Start Dataset

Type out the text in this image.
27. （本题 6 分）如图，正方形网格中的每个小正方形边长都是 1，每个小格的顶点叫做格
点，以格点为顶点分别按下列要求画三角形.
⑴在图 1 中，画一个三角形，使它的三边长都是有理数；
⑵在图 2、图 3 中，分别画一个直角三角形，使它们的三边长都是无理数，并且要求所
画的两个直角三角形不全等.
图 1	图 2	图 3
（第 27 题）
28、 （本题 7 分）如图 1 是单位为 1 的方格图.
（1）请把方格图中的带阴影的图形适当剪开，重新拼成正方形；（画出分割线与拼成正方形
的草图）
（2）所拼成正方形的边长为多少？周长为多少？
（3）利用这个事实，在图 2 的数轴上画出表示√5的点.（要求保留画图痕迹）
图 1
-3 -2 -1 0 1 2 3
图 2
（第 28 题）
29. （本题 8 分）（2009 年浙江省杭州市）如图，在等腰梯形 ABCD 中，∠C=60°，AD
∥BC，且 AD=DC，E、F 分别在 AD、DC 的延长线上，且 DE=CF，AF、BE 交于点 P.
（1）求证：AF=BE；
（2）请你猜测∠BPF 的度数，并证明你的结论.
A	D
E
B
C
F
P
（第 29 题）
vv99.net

End Dataset

> **What to produce**: Every record should be repeated exactly; please leave none out.

> **Written answer**:
Type out the text in this image.
27. （本题 6 分）如图，正方形网格中的每个小正方形边长都是 1，每个小格的顶点叫做格
点，以格点为顶点分别按下列要求画三角形.
⑴在图 1 中，画一个三角形，使它的三边长都是有理数；
⑵在图 2、图 3 中，分别画一个直角三角形，使它们的三边长都是无理数，并且要求所
画的两个直角三角形不全等.
图 1	图 2	图 3
（第 27 题）
28、 （本题 7 分）如图 1 是单位为 1 的方格图.
（1）请把方格图中的带阴影的图形适当剪开，重新拼成正方形；（画出分割线与拼成正方形
的草图）
（2）所拼成正方形的边长为多少？周长为多少？
（3）利用这个事实，在图 2 的数轴上画出表示√5的点.（要求保留画图痕迹）
图 1
-3 -2 -1 0 1 2 3
图 2
（第 28 题）
29. （本题 8 分）（2009 年浙江省杭州市）如图，在等腰梯形 ABCD 中，∠C=60°，AD
∥BC，且 AD=DC，E、F 分别在 AD、DC 的延长线上，且 DE=CF，AF、BE 交于点 P.
（1）求证：AF=BE；
（2）请你猜测∠BPF 的度数，并证明你的结论.
A	D
E
B
C
F
P
（第 29 题）
vv99.net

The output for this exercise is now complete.